## Task
Across the entries, how many lines have the string "сервиса" in them? Reply with only a number.

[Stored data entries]
.....
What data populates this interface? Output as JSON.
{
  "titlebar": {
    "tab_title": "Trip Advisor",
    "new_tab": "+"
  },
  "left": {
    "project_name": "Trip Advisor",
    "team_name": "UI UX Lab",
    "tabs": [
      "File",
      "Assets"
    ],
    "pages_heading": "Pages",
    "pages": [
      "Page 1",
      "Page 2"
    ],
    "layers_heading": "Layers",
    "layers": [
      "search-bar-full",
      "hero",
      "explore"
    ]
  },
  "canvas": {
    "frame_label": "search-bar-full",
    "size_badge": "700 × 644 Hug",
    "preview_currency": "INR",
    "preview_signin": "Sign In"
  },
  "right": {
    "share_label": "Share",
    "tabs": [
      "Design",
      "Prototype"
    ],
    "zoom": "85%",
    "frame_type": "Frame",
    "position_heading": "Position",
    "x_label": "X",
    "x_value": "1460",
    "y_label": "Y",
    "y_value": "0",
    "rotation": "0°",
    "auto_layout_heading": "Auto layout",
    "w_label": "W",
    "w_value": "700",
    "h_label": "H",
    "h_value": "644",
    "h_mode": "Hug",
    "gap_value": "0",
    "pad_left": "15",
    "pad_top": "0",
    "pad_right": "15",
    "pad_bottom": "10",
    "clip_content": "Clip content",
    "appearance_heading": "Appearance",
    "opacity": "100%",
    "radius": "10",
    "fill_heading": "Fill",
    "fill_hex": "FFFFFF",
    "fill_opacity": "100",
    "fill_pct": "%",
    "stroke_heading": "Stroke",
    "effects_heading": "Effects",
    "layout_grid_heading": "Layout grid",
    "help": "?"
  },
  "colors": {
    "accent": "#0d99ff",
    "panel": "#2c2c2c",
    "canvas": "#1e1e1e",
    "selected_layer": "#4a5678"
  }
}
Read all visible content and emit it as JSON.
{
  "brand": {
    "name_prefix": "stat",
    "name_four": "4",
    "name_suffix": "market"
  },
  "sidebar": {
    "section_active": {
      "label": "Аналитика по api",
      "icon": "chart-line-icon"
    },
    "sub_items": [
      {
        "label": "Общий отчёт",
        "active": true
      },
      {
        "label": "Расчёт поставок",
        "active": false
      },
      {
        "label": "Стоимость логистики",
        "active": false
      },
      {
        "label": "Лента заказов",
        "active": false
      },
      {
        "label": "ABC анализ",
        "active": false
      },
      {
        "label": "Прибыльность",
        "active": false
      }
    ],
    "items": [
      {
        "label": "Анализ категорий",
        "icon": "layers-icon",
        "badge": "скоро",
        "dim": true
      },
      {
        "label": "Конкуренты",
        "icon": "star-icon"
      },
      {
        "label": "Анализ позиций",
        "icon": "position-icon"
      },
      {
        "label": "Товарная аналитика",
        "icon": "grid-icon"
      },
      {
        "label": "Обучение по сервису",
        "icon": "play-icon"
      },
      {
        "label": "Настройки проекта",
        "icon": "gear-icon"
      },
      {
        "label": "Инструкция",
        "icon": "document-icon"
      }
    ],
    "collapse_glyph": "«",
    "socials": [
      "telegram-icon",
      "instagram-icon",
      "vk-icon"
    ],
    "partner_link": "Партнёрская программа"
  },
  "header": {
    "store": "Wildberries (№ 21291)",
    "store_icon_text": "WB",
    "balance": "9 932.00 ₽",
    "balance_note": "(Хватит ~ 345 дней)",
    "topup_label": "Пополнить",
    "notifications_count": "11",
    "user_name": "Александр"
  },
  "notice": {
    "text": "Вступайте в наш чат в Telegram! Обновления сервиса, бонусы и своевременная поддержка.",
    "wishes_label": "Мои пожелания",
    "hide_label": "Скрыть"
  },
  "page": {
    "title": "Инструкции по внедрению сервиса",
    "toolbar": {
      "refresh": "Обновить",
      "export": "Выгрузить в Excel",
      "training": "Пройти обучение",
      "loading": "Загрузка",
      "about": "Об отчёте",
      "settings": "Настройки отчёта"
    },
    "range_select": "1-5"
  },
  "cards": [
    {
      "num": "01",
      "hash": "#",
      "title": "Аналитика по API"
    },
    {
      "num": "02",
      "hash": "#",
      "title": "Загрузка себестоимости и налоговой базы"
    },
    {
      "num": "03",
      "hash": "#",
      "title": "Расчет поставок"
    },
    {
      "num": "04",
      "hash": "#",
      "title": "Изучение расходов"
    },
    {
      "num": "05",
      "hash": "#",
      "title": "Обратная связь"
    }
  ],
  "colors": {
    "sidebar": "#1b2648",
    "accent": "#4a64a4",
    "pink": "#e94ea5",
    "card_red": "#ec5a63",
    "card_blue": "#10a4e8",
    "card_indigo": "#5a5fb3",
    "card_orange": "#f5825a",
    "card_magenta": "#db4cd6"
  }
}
.....
## Complete answer
2